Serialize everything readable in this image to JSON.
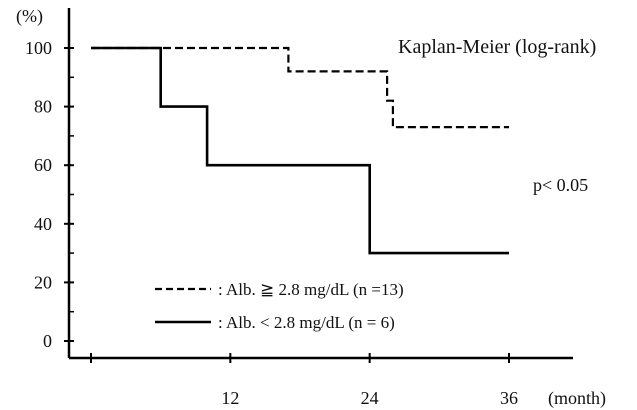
{
  "chart_data": {
    "type": "line",
    "title": "Kaplan-Meier (log-rank)",
    "annotation": "p< 0.05",
    "y_unit_label": "(%)",
    "x_unit_label": "(month)",
    "xlim": [
      0,
      36
    ],
    "ylim": [
      0,
      100
    ],
    "x_ticks": [
      12,
      24,
      36
    ],
    "y_ticks": [
      0,
      20,
      40,
      60,
      80,
      100
    ],
    "grid": false,
    "series": [
      {
        "name": ": Alb. ≧ 2.8 mg/dL (n =13)",
        "style": "dashed",
        "points": [
          [
            0,
            100
          ],
          [
            17,
            100
          ],
          [
            17,
            92
          ],
          [
            25.5,
            92
          ],
          [
            25.5,
            82
          ],
          [
            26,
            82
          ],
          [
            26,
            73
          ],
          [
            36,
            73
          ]
        ]
      },
      {
        "name": ": Alb. < 2.8 mg/dL (n = 6)",
        "style": "solid",
        "points": [
          [
            0,
            100
          ],
          [
            6,
            100
          ],
          [
            6,
            80
          ],
          [
            10,
            80
          ],
          [
            10,
            60
          ],
          [
            24,
            60
          ],
          [
            24,
            30
          ],
          [
            36,
            30
          ]
        ]
      }
    ]
  }
}
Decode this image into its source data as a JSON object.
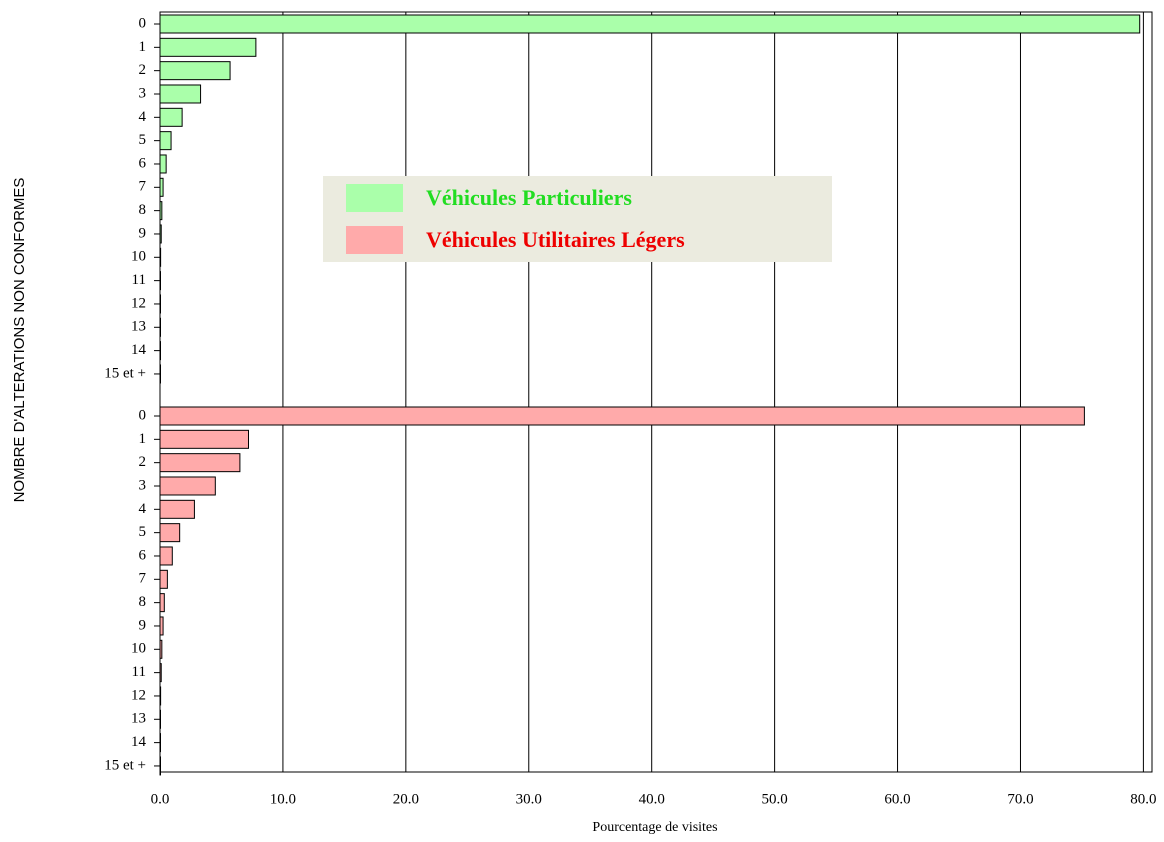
{
  "chart_data": {
    "type": "bar",
    "orientation": "horizontal",
    "y_label": "NOMBRE D'ALTERATIONS  NON CONFORMES",
    "x_label": "Pourcentage de visites",
    "categories": [
      "0",
      "1",
      "2",
      "3",
      "4",
      "5",
      "6",
      "7",
      "8",
      "9",
      "10",
      "11",
      "12",
      "13",
      "14",
      "15 et +"
    ],
    "series": [
      {
        "name": "Véhicules Particuliers",
        "color": "#aaffaa",
        "text_color": "#22dd22",
        "values": [
          79.7,
          7.8,
          5.7,
          3.3,
          1.8,
          0.9,
          0.5,
          0.25,
          0.15,
          0.1,
          0.05,
          0.03,
          0.02,
          0.01,
          0.01,
          0.01
        ]
      },
      {
        "name": "Véhicules Utilitaires Légers",
        "color": "#ffaaaa",
        "text_color": "#ee0000",
        "values": [
          75.2,
          7.2,
          6.5,
          4.5,
          2.8,
          1.6,
          1.0,
          0.6,
          0.35,
          0.25,
          0.15,
          0.1,
          0.05,
          0.03,
          0.02,
          0.02
        ]
      }
    ],
    "xlim": [
      0,
      80.7
    ],
    "xticks": [
      {
        "value": 0,
        "label": "0.0"
      },
      {
        "value": 10,
        "label": "10.0"
      },
      {
        "value": 20,
        "label": "20.0"
      },
      {
        "value": 30,
        "label": "30.0"
      },
      {
        "value": 40,
        "label": "40.0"
      },
      {
        "value": 50,
        "label": "50.0"
      },
      {
        "value": 60,
        "label": "60.0"
      },
      {
        "value": 70,
        "label": "70.0"
      },
      {
        "value": 80,
        "label": "80.0"
      }
    ],
    "grid": true
  }
}
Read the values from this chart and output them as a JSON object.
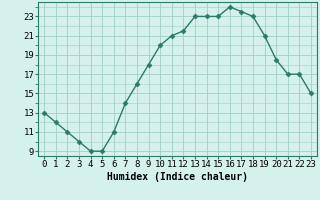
{
  "x": [
    0,
    1,
    2,
    3,
    4,
    5,
    6,
    7,
    8,
    9,
    10,
    11,
    12,
    13,
    14,
    15,
    16,
    17,
    18,
    19,
    20,
    21,
    22,
    23
  ],
  "y": [
    13,
    12,
    11,
    10,
    9,
    9,
    11,
    14,
    16,
    18,
    20,
    21,
    21.5,
    23,
    23,
    23,
    24,
    23.5,
    23,
    21,
    18.5,
    17,
    17,
    15
  ],
  "line_color": "#2d7a6a",
  "marker": "D",
  "marker_size": 2.5,
  "bg_color": "#d4f2eb",
  "grid_color": "#a0cfc4",
  "xlabel": "Humidex (Indice chaleur)",
  "xlim": [
    -0.5,
    23.5
  ],
  "ylim": [
    8.5,
    24.5
  ],
  "yticks": [
    9,
    11,
    13,
    15,
    17,
    19,
    21,
    23
  ],
  "xticks": [
    0,
    1,
    2,
    3,
    4,
    5,
    6,
    7,
    8,
    9,
    10,
    11,
    12,
    13,
    14,
    15,
    16,
    17,
    18,
    19,
    20,
    21,
    22,
    23
  ],
  "xlabel_fontsize": 7,
  "tick_fontsize": 6.5
}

....................

» **What you are asked to do**:
In the records above, locate each line with the word "name". Copy all such lines.

» **Solution for this problem**:
        "name": ": Alb. ≧ 2.8 mg/dL (n =13)",
        "name": ": Alb. < 2.8 mg/dL (n = 6)",
        "name": "Véhicules Particuliers",
        "name": "Véhicules Utilitaires Légers",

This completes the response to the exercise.